→ Given task: Copy out the items below with every "select-all-checkbox" changed to "toggle-all-checkbox", leaving everything else as it is.

▬▬▬▬▬▬▬▬▬▬

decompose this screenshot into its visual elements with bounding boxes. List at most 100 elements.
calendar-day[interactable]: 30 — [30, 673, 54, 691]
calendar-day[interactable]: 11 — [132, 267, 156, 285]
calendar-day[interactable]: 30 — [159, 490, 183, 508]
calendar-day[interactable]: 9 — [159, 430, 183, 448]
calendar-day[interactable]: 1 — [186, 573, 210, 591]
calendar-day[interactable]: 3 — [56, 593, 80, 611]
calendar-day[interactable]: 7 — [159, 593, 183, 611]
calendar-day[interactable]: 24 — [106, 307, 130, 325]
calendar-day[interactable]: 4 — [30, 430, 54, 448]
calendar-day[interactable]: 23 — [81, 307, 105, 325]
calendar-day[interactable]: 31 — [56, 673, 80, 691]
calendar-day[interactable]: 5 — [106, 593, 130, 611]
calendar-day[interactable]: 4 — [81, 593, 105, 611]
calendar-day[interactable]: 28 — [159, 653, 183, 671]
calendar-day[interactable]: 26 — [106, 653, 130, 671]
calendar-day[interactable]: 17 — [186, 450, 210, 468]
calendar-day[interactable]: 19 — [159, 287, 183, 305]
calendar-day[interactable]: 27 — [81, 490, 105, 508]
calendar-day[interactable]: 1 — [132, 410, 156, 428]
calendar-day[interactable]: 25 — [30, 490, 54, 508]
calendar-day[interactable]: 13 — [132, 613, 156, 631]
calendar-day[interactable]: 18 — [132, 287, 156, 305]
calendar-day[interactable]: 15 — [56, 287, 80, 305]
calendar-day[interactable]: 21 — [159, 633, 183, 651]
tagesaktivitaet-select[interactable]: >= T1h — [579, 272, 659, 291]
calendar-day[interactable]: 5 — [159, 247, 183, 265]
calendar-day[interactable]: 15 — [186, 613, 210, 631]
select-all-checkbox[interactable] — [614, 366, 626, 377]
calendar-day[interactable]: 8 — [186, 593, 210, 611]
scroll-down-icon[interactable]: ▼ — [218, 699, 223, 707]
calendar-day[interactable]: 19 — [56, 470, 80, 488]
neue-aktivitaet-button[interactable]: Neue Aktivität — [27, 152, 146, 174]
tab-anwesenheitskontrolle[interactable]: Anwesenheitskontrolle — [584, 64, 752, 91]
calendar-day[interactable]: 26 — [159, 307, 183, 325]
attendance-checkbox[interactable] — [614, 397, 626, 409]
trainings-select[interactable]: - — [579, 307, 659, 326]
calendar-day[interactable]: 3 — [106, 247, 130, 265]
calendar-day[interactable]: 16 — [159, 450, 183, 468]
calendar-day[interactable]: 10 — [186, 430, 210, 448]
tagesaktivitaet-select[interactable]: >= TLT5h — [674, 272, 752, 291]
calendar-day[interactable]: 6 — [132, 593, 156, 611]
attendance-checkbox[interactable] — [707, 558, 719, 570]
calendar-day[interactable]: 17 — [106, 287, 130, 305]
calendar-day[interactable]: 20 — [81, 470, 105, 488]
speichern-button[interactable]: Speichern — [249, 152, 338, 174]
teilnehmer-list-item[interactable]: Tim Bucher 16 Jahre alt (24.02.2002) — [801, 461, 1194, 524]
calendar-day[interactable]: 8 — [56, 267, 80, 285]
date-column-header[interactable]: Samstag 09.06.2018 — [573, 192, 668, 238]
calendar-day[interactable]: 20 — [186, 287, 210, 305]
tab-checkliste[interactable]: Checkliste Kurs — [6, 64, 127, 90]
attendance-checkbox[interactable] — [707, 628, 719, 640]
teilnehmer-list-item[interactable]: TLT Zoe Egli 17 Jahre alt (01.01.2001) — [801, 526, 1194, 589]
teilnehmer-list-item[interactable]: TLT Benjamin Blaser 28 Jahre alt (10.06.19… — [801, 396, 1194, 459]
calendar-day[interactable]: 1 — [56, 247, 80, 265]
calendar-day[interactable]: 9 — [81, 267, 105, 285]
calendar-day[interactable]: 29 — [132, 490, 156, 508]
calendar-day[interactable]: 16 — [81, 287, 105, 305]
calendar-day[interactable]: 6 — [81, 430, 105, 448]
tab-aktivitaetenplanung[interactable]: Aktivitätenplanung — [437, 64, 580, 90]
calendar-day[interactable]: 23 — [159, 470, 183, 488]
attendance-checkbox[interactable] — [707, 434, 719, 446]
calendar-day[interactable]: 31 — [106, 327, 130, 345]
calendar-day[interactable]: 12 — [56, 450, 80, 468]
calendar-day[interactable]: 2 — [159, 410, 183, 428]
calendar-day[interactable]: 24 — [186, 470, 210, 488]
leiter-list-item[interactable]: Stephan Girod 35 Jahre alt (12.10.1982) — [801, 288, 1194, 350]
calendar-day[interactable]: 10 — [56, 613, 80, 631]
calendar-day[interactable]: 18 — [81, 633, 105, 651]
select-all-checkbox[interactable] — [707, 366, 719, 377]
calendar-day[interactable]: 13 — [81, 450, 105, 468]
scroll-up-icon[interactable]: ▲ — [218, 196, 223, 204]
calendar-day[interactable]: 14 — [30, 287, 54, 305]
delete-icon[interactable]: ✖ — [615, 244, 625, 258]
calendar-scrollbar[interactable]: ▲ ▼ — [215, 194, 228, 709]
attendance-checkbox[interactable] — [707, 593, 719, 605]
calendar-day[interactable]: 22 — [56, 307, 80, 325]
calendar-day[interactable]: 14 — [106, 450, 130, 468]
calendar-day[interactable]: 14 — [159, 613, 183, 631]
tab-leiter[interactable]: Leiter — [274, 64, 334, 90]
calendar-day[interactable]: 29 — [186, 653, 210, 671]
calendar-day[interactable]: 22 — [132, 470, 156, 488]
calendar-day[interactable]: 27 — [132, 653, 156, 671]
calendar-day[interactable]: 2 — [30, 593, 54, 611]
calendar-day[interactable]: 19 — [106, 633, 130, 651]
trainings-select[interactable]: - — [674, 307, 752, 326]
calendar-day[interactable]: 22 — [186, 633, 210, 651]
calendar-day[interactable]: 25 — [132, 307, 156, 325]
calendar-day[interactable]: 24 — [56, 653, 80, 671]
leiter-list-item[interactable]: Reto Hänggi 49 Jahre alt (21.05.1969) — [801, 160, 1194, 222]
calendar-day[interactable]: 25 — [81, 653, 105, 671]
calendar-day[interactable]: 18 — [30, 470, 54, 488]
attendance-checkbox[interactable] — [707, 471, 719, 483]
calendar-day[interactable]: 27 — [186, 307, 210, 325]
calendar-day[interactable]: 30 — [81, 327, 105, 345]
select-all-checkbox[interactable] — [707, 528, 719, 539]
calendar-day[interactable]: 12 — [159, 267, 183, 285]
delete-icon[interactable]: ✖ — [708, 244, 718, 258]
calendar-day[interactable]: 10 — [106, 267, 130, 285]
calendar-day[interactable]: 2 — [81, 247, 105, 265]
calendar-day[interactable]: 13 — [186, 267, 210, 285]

▬▬▬▬▬▬▬▬▬▬

→ Exercise output:
decompose this screenshot into its visual elements with bounding boxes. List at most 100 elements.
calendar-day[interactable]: 30 — [30, 673, 54, 691]
calendar-day[interactable]: 11 — [132, 267, 156, 285]
calendar-day[interactable]: 30 — [159, 490, 183, 508]
calendar-day[interactable]: 9 — [159, 430, 183, 448]
calendar-day[interactable]: 1 — [186, 573, 210, 591]
calendar-day[interactable]: 3 — [56, 593, 80, 611]
calendar-day[interactable]: 7 — [159, 593, 183, 611]
calendar-day[interactable]: 24 — [106, 307, 130, 325]
calendar-day[interactable]: 4 — [30, 430, 54, 448]
calendar-day[interactable]: 23 — [81, 307, 105, 325]
calendar-day[interactable]: 31 — [56, 673, 80, 691]
calendar-day[interactable]: 5 — [106, 593, 130, 611]
calendar-day[interactable]: 4 — [81, 593, 105, 611]
calendar-day[interactable]: 28 — [159, 653, 183, 671]
calendar-day[interactable]: 26 — [106, 653, 130, 671]
calendar-day[interactable]: 17 — [186, 450, 210, 468]
calendar-day[interactable]: 19 — [159, 287, 183, 305]
calendar-day[interactable]: 27 — [81, 490, 105, 508]
calendar-day[interactable]: 1 — [132, 410, 156, 428]
calendar-day[interactable]: 25 — [30, 490, 54, 508]
calendar-day[interactable]: 13 — [132, 613, 156, 631]
calendar-day[interactable]: 18 — [132, 287, 156, 305]
calendar-day[interactable]: 15 — [56, 287, 80, 305]
calendar-day[interactable]: 21 — [159, 633, 183, 651]
tagesaktivitaet-select[interactable]: >= T1h — [579, 272, 659, 291]
calendar-day[interactable]: 5 — [159, 247, 183, 265]
calendar-day[interactable]: 15 — [186, 613, 210, 631]
toggle-all-checkbox[interactable] — [614, 366, 626, 377]
calendar-day[interactable]: 8 — [186, 593, 210, 611]
scroll-down-icon[interactable]: ▼ — [218, 699, 223, 707]
calendar-day[interactable]: 19 — [56, 470, 80, 488]
neue-aktivitaet-button[interactable]: Neue Aktivität — [27, 152, 146, 174]
tab-anwesenheitskontrolle[interactable]: Anwesenheitskontrolle — [584, 64, 752, 91]
calendar-day[interactable]: 26 — [159, 307, 183, 325]
attendance-checkbox[interactable] — [614, 397, 626, 409]
trainings-select[interactable]: - — [579, 307, 659, 326]
calendar-day[interactable]: 3 — [106, 247, 130, 265]
calendar-day[interactable]: 16 — [159, 450, 183, 468]
calendar-day[interactable]: 10 — [186, 430, 210, 448]
tagesaktivitaet-select[interactable]: >= TLT5h — [674, 272, 752, 291]
calendar-day[interactable]: 6 — [132, 593, 156, 611]
attendance-checkbox[interactable] — [707, 558, 719, 570]
calendar-day[interactable]: 17 — [106, 287, 130, 305]
calendar-day[interactable]: 20 — [81, 470, 105, 488]
speichern-button[interactable]: Speichern — [249, 152, 338, 174]
teilnehmer-list-item[interactable]: Tim Bucher 16 Jahre alt (24.02.2002) — [801, 461, 1194, 524]
calendar-day[interactable]: 8 — [56, 267, 80, 285]
date-column-header[interactable]: Samstag 09.06.2018 — [573, 192, 668, 238]
calendar-day[interactable]: 20 — [186, 287, 210, 305]
tab-checkliste[interactable]: Checkliste Kurs — [6, 64, 127, 90]
attendance-checkbox[interactable] — [707, 628, 719, 640]
teilnehmer-list-item[interactable]: TLT Zoe Egli 17 Jahre alt (01.01.2001) — [801, 526, 1194, 589]
teilnehmer-list-item[interactable]: TLT Benjamin Blaser 28 Jahre alt (10.06.19… — [801, 396, 1194, 459]
calendar-day[interactable]: 1 — [56, 247, 80, 265]
calendar-day[interactable]: 9 — [81, 267, 105, 285]
calendar-day[interactable]: 29 — [132, 490, 156, 508]
calendar-day[interactable]: 16 — [81, 287, 105, 305]
calendar-day[interactable]: 6 — [81, 430, 105, 448]
tab-aktivitaetenplanung[interactable]: Aktivitätenplanung — [437, 64, 580, 90]
calendar-day[interactable]: 23 — [159, 470, 183, 488]
attendance-checkbox[interactable] — [707, 434, 719, 446]
calendar-day[interactable]: 31 — [106, 327, 130, 345]
calendar-day[interactable]: 12 — [56, 450, 80, 468]
calendar-day[interactable]: 2 — [159, 410, 183, 428]
calendar-day[interactable]: 24 — [186, 470, 210, 488]
leiter-list-item[interactable]: Stephan Girod 35 Jahre alt (12.10.1982) — [801, 288, 1194, 350]
calendar-day[interactable]: 10 — [56, 613, 80, 631]
calendar-day[interactable]: 18 — [81, 633, 105, 651]
toggle-all-checkbox[interactable] — [707, 366, 719, 377]
calendar-day[interactable]: 13 — [81, 450, 105, 468]
scroll-up-icon[interactable]: ▲ — [218, 196, 223, 204]
calendar-day[interactable]: 14 — [30, 287, 54, 305]
delete-icon[interactable]: ✖ — [615, 244, 625, 258]
calendar-scrollbar[interactable]: ▲ ▼ — [215, 194, 228, 709]
attendance-checkbox[interactable] — [707, 593, 719, 605]
calendar-day[interactable]: 22 — [56, 307, 80, 325]
calendar-day[interactable]: 14 — [106, 450, 130, 468]
calendar-day[interactable]: 14 — [159, 613, 183, 631]
tab-leiter[interactable]: Leiter — [274, 64, 334, 90]
calendar-day[interactable]: 29 — [186, 653, 210, 671]
calendar-day[interactable]: 22 — [132, 470, 156, 488]
calendar-day[interactable]: 27 — [132, 653, 156, 671]
calendar-day[interactable]: 2 — [30, 593, 54, 611]
calendar-day[interactable]: 19 — [106, 633, 130, 651]
trainings-select[interactable]: - — [674, 307, 752, 326]
calendar-day[interactable]: 22 — [186, 633, 210, 651]
calendar-day[interactable]: 25 — [132, 307, 156, 325]
calendar-day[interactable]: 24 — [56, 653, 80, 671]
leiter-list-item[interactable]: Reto Hänggi 49 Jahre alt (21.05.1969) — [801, 160, 1194, 222]
calendar-day[interactable]: 25 — [81, 653, 105, 671]
calendar-day[interactable]: 18 — [30, 470, 54, 488]
attendance-checkbox[interactable] — [707, 471, 719, 483]
calendar-day[interactable]: 27 — [186, 307, 210, 325]
calendar-day[interactable]: 30 — [81, 327, 105, 345]
toggle-all-checkbox[interactable] — [707, 528, 719, 539]
calendar-day[interactable]: 12 — [159, 267, 183, 285]
delete-icon[interactable]: ✖ — [708, 244, 718, 258]
calendar-day[interactable]: 10 — [106, 267, 130, 285]
calendar-day[interactable]: 2 — [81, 247, 105, 265]
calendar-day[interactable]: 13 — [186, 267, 210, 285]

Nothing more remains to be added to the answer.